> [Collected data]
#####
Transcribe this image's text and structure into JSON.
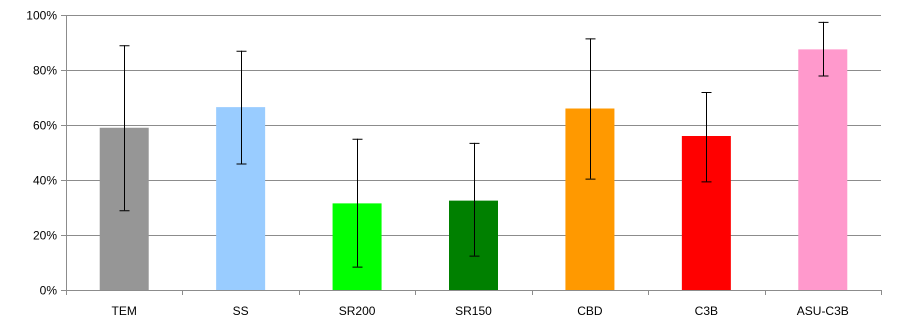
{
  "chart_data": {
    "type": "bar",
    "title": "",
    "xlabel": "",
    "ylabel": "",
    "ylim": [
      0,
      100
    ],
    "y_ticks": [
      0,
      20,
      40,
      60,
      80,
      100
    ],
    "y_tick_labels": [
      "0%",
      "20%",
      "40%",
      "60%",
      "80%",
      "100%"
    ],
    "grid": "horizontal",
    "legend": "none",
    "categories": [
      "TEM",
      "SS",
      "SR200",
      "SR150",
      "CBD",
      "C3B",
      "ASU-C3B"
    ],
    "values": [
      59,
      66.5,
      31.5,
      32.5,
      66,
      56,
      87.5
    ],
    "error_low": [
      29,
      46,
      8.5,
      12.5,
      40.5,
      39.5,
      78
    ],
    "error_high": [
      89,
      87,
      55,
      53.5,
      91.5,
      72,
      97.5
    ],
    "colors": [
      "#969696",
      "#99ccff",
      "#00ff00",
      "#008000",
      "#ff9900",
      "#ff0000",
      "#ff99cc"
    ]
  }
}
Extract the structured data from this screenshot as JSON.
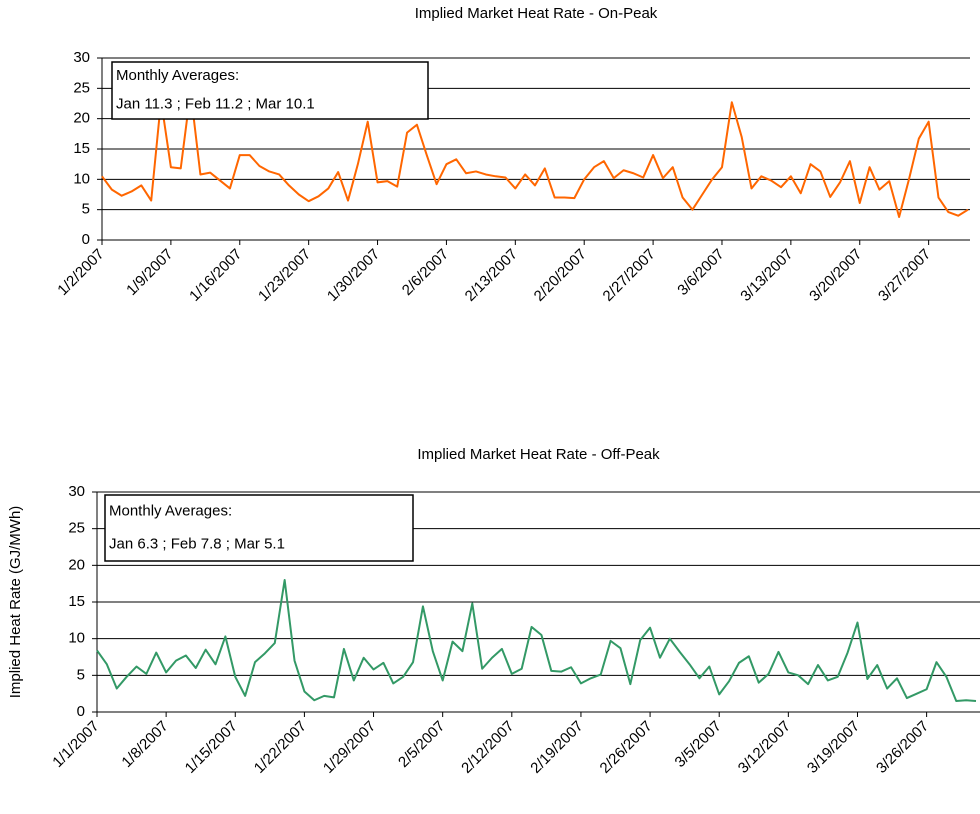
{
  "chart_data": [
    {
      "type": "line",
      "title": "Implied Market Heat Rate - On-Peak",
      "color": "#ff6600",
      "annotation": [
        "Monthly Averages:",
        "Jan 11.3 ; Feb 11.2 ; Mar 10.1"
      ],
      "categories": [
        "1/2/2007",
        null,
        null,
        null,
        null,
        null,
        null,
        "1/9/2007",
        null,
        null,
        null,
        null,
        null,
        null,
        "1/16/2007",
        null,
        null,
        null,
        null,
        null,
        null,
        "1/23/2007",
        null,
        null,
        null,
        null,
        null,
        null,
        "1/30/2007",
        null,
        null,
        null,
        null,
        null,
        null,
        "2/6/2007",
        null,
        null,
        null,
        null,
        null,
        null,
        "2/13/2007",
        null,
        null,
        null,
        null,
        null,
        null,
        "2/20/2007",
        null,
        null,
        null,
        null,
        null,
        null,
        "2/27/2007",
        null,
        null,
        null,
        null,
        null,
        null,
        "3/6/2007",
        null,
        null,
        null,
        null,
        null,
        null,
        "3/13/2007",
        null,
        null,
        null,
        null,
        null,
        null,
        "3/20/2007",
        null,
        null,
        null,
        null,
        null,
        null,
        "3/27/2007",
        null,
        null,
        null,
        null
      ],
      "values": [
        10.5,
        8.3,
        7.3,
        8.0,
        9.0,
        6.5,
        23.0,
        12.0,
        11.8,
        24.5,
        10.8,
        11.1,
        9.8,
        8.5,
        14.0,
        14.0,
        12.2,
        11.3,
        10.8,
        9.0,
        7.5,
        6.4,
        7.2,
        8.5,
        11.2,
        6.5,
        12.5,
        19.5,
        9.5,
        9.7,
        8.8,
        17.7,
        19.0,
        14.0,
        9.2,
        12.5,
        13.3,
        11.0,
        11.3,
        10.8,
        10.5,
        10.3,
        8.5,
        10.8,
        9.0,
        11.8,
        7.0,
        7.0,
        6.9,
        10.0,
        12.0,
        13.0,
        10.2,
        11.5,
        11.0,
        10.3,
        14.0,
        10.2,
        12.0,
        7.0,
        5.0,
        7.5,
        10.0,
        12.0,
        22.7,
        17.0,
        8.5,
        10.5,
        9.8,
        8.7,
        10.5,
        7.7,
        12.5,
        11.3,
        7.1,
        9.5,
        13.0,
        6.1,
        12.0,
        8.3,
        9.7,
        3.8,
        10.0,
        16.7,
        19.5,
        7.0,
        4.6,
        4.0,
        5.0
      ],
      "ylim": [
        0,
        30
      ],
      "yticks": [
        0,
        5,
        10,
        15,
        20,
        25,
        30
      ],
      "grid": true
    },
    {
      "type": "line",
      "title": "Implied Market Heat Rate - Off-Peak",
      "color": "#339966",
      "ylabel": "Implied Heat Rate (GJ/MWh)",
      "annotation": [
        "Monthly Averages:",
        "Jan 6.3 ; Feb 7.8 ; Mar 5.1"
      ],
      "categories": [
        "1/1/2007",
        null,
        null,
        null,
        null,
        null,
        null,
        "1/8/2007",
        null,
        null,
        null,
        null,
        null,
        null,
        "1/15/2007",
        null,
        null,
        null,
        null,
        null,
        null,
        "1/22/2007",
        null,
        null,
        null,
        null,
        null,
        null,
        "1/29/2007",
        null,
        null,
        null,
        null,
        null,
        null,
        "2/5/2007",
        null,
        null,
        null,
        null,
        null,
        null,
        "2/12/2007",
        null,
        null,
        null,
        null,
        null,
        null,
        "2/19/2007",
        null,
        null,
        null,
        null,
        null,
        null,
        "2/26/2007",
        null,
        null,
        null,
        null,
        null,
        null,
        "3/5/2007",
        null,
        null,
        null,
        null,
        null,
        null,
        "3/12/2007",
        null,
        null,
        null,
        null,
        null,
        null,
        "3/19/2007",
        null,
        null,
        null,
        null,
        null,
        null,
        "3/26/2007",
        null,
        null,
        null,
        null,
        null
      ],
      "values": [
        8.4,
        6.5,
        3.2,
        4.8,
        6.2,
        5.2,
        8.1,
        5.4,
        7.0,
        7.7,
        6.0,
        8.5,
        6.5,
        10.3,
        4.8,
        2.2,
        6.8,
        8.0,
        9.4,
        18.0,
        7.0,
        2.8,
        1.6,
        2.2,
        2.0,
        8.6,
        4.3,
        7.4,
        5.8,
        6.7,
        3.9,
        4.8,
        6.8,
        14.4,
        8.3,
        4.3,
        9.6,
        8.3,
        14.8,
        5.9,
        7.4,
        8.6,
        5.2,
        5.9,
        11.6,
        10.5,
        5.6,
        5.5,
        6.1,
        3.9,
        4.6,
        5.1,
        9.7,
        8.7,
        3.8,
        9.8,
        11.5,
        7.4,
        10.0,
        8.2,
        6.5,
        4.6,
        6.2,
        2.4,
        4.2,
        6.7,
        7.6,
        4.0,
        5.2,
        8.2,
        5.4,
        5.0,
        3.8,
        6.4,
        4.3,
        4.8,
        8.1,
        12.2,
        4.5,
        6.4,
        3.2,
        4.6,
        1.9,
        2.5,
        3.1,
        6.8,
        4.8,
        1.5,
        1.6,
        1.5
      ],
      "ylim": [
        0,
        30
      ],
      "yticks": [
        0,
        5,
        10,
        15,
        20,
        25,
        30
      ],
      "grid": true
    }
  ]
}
#####
> [Work to do]
In the records above, how many lines include the string "Heat"? Answer with only the number.

> [Solution for this problem]
3